> **Given exercise**
Extract each line where the string "relative" shows up.

— START OF Records for the task —

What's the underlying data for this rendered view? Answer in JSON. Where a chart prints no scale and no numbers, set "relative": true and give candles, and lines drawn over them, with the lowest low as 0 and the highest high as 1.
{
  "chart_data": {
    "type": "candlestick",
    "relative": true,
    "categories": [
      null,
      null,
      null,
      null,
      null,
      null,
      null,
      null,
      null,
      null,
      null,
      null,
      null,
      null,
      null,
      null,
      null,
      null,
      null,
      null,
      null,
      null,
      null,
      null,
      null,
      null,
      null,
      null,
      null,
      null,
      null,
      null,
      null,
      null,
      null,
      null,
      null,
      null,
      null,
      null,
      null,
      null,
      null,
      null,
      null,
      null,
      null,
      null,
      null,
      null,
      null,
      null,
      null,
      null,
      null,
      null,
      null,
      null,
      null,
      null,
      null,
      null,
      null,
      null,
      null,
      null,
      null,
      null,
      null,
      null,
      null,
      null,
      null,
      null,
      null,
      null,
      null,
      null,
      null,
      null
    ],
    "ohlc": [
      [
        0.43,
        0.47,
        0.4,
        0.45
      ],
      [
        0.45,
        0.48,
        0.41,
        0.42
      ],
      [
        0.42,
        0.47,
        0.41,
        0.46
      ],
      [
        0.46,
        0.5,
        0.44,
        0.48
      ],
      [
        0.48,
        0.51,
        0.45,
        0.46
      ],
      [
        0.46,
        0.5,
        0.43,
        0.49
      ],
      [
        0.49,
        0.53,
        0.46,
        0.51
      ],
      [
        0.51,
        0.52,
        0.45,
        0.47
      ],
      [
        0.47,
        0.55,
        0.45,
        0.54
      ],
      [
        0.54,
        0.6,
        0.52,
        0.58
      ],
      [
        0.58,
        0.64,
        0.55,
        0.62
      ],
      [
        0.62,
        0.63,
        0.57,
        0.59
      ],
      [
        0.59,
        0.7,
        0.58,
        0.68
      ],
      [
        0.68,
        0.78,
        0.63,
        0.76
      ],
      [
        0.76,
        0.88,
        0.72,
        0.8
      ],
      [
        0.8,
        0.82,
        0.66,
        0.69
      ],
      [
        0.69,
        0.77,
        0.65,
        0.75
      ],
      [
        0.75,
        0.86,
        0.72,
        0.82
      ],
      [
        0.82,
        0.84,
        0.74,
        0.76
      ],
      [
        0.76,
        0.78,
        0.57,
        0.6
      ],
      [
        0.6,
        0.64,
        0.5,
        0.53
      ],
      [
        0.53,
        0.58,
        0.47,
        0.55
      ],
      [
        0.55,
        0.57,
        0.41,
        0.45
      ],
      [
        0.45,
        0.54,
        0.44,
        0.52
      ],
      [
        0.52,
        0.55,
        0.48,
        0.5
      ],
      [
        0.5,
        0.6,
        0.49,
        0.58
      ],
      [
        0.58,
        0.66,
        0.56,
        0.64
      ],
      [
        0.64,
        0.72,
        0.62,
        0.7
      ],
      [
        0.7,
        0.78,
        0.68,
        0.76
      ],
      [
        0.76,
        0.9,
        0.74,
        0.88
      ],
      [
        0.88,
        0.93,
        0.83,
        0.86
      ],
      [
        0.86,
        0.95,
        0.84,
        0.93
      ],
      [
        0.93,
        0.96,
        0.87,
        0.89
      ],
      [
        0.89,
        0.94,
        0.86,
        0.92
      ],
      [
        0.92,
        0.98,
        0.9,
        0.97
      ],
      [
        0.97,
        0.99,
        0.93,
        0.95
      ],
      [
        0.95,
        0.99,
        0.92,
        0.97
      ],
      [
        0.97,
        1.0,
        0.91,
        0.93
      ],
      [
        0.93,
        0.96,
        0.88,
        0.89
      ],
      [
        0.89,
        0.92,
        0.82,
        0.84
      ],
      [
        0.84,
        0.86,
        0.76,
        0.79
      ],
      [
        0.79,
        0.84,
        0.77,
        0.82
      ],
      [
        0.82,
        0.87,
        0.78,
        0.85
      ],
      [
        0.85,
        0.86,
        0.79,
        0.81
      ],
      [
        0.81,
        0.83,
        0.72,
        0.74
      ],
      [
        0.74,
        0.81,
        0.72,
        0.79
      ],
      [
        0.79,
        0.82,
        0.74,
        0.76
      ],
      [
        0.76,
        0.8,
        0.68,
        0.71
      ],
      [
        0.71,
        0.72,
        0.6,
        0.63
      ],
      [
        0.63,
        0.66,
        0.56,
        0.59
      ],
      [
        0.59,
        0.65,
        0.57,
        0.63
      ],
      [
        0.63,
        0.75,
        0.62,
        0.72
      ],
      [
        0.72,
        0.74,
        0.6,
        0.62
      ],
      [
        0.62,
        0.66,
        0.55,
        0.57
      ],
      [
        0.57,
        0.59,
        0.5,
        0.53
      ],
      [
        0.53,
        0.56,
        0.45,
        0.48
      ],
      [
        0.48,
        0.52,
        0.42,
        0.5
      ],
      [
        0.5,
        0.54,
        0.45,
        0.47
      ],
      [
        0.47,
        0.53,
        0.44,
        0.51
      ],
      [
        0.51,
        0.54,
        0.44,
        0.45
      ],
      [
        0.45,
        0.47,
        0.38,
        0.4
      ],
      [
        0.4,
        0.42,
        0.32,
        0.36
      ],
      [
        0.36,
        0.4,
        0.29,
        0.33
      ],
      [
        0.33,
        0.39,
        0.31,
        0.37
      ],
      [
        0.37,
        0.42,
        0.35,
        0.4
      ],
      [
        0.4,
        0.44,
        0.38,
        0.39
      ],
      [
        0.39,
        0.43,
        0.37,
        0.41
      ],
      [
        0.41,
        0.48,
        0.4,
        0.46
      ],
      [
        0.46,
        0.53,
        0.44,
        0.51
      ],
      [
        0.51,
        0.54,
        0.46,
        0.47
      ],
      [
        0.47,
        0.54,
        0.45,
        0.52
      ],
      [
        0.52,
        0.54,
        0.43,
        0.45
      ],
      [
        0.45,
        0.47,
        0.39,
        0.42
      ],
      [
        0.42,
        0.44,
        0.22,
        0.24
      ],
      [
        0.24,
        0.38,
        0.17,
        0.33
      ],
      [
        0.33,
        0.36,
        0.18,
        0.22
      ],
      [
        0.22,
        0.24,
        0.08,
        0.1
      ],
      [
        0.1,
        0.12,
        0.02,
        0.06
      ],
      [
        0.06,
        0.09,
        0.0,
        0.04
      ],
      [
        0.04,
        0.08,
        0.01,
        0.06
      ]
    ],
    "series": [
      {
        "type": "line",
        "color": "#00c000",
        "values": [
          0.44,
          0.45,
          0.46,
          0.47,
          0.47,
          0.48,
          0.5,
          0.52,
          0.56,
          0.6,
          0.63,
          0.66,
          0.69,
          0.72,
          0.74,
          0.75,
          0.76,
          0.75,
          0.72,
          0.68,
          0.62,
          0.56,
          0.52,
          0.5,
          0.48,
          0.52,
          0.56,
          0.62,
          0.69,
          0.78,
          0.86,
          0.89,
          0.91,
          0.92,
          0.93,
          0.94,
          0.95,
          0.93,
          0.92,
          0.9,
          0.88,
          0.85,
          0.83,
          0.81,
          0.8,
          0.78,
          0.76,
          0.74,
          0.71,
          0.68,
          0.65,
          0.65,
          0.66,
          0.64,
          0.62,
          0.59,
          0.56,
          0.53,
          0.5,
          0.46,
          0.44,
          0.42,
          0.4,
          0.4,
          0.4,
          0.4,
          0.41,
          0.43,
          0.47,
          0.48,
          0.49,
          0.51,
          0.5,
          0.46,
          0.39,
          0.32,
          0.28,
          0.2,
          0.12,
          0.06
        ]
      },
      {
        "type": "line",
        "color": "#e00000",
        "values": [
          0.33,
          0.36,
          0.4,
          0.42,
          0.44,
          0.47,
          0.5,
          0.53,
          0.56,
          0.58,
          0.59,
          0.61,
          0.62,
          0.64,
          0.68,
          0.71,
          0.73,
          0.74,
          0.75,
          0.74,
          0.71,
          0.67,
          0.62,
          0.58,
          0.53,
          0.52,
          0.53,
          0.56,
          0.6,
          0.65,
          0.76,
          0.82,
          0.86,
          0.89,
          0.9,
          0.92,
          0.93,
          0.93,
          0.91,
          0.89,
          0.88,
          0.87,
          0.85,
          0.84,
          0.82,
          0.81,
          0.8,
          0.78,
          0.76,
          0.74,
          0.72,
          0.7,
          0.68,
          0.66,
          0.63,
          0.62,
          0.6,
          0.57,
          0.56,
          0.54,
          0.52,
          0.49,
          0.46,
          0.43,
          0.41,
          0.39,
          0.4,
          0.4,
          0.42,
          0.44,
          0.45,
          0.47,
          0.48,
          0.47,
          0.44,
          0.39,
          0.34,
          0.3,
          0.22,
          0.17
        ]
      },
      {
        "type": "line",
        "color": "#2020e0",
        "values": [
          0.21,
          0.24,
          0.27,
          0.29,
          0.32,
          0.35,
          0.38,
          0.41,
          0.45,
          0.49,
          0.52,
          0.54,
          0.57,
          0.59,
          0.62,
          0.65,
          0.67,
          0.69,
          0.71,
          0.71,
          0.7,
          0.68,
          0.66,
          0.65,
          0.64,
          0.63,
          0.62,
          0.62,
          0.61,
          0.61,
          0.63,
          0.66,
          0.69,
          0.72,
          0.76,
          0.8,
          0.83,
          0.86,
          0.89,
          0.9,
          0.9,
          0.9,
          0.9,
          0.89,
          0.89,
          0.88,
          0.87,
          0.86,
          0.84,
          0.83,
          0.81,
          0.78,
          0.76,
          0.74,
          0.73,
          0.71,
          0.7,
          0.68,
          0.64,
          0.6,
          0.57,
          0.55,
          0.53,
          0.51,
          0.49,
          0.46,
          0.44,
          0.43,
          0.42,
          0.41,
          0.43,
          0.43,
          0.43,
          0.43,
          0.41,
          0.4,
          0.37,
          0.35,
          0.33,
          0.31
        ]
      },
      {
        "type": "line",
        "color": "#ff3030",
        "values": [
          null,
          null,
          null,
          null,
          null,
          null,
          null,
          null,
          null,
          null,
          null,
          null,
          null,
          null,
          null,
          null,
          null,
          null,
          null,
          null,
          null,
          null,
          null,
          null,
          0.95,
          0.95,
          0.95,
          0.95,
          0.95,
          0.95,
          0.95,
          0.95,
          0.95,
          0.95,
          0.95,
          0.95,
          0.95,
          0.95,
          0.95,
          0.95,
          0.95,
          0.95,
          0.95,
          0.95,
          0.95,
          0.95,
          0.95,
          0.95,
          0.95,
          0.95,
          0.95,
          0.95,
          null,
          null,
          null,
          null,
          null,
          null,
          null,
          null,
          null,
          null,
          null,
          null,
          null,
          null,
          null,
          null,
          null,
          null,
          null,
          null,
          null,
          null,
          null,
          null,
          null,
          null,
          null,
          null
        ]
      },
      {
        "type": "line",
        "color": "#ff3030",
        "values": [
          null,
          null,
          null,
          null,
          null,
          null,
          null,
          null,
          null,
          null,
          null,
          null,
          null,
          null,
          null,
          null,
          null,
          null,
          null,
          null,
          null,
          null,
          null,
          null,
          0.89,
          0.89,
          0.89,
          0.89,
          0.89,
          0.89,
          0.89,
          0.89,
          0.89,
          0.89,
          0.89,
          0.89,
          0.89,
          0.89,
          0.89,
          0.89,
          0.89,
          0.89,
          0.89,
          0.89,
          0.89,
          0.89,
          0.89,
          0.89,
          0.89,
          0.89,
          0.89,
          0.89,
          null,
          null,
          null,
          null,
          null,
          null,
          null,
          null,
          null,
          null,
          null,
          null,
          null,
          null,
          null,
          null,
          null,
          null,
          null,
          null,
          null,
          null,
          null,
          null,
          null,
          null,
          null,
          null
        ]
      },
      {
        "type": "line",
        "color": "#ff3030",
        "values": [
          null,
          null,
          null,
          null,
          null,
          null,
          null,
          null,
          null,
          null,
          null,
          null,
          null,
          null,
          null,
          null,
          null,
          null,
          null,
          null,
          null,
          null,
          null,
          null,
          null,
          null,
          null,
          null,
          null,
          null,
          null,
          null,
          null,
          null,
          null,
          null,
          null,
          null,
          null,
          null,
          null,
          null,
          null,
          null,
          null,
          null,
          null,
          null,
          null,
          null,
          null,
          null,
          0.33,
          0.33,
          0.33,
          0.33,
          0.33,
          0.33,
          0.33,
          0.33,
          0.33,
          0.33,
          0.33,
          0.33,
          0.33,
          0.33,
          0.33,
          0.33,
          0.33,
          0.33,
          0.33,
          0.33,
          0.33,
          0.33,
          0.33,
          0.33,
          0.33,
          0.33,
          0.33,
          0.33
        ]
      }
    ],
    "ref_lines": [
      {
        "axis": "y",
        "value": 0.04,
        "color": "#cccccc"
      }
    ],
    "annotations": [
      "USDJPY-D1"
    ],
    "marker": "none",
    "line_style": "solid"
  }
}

— END OF Records for the task —

> **Completed exercise**
What's the underlying data for this rendered view? Answer in JSON. Where a chart prints no scale and no numbers, set "relative": true and give candles, and lines drawn over them, with the lowest low as 0 and the highest high as 1.
    "relative": true,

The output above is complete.